> **Requirement**
Reproduce the material in full, exactly as written.

[Working data start]

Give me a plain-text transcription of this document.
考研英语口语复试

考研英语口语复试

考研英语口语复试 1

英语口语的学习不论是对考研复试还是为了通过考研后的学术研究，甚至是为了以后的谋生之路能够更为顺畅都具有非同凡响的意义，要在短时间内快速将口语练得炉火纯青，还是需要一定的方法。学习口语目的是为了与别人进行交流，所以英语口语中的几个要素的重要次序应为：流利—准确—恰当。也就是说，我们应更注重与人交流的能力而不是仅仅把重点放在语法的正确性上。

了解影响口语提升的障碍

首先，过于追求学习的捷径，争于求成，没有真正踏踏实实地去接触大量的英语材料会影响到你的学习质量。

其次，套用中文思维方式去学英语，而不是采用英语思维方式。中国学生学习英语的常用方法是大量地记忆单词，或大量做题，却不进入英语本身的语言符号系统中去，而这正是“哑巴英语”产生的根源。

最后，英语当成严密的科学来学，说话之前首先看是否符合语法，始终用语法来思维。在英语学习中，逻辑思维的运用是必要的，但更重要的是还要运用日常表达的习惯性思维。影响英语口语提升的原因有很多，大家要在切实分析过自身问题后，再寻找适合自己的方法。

[Working data end]

> **Expected answer**
Give me a plain-text transcription of this document.
考研英语口语复试

考研英语口语复试

考研英语口语复试 1

英语口语的学习不论是对考研复试还是为了通过考研后的学术研究，甚至是为了以后的谋生之路能够更为顺畅都具有非同凡响的意义，要在短时间内快速将口语练得炉火纯青，还是需要一定的方法。学习口语目的是为了与别人进行交流，所以英语口语中的几个要素的重要次序应为：流利—准确—恰当。也就是说，我们应更注重与人交流的能力而不是仅仅把重点放在语法的正确性上。

了解影响口语提升的障碍

首先，过于追求学习的捷径，争于求成，没有真正踏踏实实地去接触大量的英语材料会影响到你的学习质量。

其次，套用中文思维方式去学英语，而不是采用英语思维方式。中国学生学习英语的常用方法是大量地记忆单词，或大量做题，却不进入英语本身的语言符号系统中去，而这正是“哑巴英语”产生的根源。

最后，英语当成严密的科学来学，说话之前首先看是否符合语法，始终用语法来思维。在英语学习中，逻辑思维的运用是必要的，但更重要的是还要运用日常表达的习惯性思维。影响英语口语提升的原因有很多，大家要在切实分析过自身问题后，再寻找适合自己的方法。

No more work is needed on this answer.